■ Your goal
Collect the lines of the entries where "screenshot" shows up.

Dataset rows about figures
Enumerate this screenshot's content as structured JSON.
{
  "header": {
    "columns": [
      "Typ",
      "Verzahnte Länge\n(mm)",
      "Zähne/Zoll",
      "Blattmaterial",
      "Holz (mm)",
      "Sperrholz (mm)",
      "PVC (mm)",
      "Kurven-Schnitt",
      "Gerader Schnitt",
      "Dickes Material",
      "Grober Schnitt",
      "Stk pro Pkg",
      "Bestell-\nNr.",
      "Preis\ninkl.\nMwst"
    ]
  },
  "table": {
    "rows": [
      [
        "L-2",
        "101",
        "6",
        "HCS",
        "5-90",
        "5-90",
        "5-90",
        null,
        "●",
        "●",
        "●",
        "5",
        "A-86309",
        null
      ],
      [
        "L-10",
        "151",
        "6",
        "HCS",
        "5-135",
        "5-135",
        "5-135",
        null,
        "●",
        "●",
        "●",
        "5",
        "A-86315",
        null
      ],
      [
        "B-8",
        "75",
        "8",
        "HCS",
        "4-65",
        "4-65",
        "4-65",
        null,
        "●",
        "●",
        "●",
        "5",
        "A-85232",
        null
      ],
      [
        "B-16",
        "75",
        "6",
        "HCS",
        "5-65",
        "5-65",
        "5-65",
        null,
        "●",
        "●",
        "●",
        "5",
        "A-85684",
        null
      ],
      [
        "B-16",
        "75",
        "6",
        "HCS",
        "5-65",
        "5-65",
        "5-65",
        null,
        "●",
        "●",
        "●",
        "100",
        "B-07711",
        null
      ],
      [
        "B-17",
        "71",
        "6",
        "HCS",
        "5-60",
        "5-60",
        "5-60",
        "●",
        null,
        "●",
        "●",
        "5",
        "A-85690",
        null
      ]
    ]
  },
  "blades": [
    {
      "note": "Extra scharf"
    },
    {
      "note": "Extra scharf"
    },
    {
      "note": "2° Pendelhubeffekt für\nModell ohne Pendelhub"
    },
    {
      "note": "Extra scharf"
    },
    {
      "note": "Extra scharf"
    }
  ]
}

...

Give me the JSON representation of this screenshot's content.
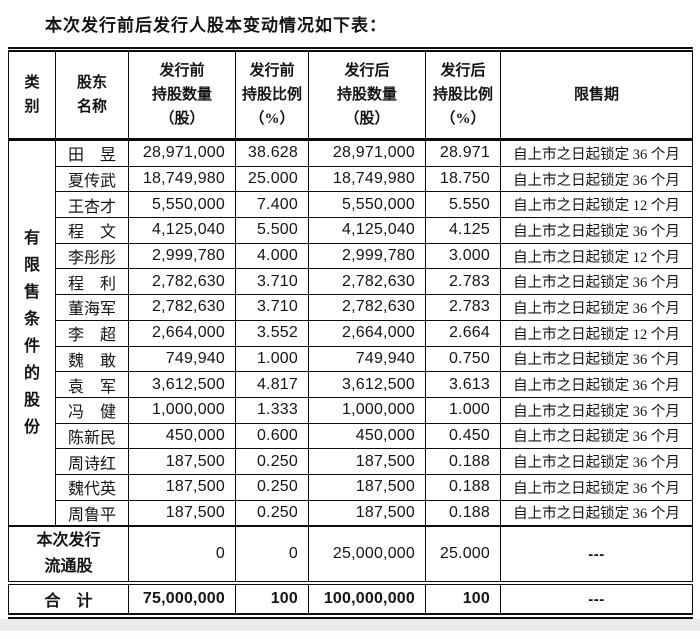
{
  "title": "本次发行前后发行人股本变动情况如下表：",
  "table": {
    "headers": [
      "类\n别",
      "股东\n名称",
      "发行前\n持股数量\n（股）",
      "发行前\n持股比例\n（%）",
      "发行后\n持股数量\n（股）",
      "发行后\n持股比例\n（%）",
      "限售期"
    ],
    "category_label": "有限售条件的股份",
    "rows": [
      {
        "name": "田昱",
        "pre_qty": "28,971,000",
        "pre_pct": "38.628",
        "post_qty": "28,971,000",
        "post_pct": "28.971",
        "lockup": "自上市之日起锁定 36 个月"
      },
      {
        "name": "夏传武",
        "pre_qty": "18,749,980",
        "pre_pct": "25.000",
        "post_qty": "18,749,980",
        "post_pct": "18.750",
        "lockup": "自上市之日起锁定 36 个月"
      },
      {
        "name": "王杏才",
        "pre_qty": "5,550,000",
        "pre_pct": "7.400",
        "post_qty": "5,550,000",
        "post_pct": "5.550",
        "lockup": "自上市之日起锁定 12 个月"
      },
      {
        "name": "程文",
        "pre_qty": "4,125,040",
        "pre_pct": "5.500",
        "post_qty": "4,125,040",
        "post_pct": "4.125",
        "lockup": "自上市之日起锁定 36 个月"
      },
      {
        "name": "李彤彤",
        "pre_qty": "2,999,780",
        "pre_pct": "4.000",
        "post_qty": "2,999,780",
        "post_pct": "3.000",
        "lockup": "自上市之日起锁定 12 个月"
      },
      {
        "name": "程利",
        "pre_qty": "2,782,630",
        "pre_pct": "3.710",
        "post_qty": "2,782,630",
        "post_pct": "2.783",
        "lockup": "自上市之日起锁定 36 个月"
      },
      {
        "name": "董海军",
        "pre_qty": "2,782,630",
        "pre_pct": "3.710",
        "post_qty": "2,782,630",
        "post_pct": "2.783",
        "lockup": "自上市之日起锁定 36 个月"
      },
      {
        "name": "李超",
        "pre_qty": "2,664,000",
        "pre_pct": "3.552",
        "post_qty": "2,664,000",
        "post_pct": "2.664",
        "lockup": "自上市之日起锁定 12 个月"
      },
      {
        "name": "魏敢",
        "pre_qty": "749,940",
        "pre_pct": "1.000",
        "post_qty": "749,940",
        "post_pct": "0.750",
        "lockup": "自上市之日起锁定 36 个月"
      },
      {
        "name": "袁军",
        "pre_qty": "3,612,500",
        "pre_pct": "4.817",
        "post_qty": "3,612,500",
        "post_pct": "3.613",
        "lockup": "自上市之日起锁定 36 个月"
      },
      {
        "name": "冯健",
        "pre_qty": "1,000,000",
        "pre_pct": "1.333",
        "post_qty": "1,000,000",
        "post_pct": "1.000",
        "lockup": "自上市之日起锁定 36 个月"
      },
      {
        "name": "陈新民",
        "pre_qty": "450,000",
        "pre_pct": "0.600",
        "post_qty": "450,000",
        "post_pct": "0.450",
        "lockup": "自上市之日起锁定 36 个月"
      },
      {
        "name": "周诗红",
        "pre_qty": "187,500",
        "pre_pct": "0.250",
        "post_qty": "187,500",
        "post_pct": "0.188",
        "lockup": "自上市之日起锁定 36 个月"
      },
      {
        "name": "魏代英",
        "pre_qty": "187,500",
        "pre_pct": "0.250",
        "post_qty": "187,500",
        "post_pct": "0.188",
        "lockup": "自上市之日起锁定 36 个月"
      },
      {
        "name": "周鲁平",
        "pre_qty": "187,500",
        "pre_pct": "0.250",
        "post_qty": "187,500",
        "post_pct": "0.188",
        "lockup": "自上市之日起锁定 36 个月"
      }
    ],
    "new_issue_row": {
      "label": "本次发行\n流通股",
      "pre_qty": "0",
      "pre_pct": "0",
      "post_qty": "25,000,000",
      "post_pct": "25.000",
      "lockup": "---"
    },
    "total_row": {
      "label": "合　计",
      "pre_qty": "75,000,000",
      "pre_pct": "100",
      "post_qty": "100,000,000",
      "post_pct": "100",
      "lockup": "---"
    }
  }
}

...

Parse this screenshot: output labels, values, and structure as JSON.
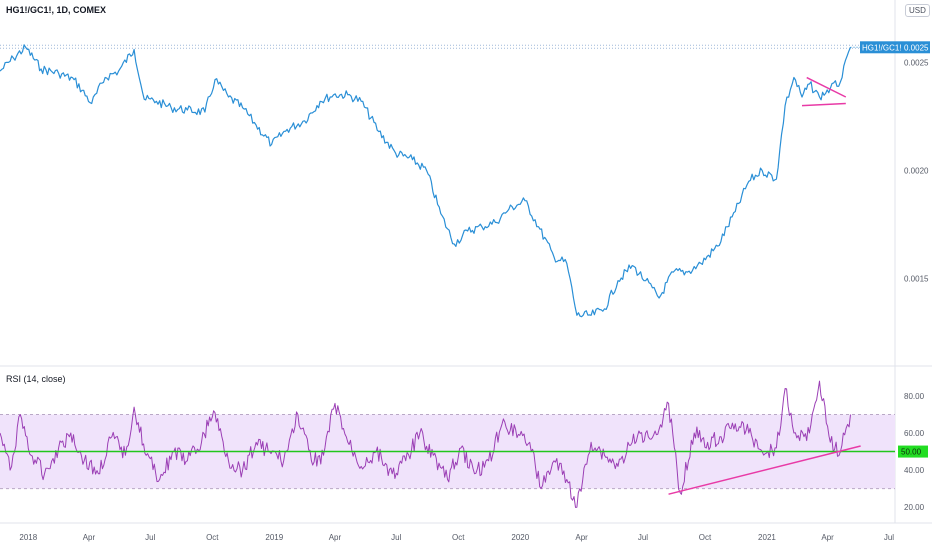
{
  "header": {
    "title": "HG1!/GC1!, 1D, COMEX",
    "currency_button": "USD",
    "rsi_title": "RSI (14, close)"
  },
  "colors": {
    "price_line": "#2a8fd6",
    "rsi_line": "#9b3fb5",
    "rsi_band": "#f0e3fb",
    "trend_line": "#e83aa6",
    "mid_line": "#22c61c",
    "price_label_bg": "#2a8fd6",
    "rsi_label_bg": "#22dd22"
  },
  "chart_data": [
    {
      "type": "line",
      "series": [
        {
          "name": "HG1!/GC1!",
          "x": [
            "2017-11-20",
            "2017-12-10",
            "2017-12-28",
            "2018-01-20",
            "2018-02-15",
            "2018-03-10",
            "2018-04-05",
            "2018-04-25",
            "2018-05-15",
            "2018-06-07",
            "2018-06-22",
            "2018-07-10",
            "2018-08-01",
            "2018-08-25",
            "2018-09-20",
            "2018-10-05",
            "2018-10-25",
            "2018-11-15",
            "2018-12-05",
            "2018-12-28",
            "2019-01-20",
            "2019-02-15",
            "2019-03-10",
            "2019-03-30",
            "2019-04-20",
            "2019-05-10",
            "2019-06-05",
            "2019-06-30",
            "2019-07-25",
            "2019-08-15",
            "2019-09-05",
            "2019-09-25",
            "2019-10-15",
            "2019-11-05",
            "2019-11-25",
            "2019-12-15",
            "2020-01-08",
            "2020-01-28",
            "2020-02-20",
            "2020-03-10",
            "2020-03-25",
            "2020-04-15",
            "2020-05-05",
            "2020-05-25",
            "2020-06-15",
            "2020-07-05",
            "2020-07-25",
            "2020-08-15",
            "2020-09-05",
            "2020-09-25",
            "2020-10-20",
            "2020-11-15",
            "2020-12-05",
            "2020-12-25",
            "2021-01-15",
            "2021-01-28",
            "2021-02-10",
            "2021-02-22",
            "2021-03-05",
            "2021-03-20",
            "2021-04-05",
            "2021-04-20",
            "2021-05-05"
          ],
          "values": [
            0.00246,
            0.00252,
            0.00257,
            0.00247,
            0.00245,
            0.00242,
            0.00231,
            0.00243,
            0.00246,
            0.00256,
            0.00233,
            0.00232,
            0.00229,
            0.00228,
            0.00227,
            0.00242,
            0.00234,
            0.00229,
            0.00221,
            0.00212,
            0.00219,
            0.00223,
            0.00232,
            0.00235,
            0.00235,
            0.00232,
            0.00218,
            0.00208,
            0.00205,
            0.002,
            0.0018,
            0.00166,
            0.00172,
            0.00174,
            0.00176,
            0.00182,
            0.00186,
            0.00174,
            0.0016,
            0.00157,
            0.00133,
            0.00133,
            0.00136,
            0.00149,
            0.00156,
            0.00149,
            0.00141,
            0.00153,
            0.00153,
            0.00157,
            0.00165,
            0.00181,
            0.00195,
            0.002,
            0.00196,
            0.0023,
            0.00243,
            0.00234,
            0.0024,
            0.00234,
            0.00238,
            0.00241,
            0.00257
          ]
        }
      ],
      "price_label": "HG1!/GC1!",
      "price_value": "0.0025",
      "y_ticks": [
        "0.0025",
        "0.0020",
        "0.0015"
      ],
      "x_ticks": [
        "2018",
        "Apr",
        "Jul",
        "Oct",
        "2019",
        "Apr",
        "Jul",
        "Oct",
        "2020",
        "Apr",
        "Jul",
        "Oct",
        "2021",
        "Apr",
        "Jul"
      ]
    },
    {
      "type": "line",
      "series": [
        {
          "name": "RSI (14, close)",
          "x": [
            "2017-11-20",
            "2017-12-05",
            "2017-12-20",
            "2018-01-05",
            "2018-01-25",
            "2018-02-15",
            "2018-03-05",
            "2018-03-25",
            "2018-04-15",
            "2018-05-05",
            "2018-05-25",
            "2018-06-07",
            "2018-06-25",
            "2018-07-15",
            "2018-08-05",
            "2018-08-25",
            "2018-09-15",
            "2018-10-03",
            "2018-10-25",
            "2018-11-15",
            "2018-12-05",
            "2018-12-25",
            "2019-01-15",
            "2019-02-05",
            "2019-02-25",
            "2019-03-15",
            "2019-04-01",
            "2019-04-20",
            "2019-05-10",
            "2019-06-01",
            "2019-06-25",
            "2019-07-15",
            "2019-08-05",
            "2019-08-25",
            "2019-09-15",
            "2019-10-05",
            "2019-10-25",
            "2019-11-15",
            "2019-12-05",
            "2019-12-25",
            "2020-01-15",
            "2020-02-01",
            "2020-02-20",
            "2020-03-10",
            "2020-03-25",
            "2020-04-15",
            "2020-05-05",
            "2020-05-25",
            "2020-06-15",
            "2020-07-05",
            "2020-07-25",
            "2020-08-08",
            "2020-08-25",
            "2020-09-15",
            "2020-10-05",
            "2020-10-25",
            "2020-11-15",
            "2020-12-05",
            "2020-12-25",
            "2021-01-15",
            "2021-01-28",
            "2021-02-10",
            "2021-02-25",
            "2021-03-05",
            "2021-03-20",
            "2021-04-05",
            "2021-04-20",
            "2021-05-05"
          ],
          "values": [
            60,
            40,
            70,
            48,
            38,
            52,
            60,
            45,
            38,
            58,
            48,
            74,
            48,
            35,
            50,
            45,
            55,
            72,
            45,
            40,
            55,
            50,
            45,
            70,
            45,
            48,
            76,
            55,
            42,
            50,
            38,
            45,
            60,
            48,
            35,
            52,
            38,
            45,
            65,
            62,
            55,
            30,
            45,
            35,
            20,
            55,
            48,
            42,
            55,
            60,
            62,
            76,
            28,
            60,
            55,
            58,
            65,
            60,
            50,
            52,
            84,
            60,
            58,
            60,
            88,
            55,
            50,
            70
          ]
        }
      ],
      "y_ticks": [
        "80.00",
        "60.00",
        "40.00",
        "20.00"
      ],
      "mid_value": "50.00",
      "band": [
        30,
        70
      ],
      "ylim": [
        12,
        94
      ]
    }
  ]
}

■ Written response
Enumerate this screenshot's content as structured JSON.
Give me the JSON representation of this screenshot's content.
Parse this screenshot: output labels, values, and structure as JSON.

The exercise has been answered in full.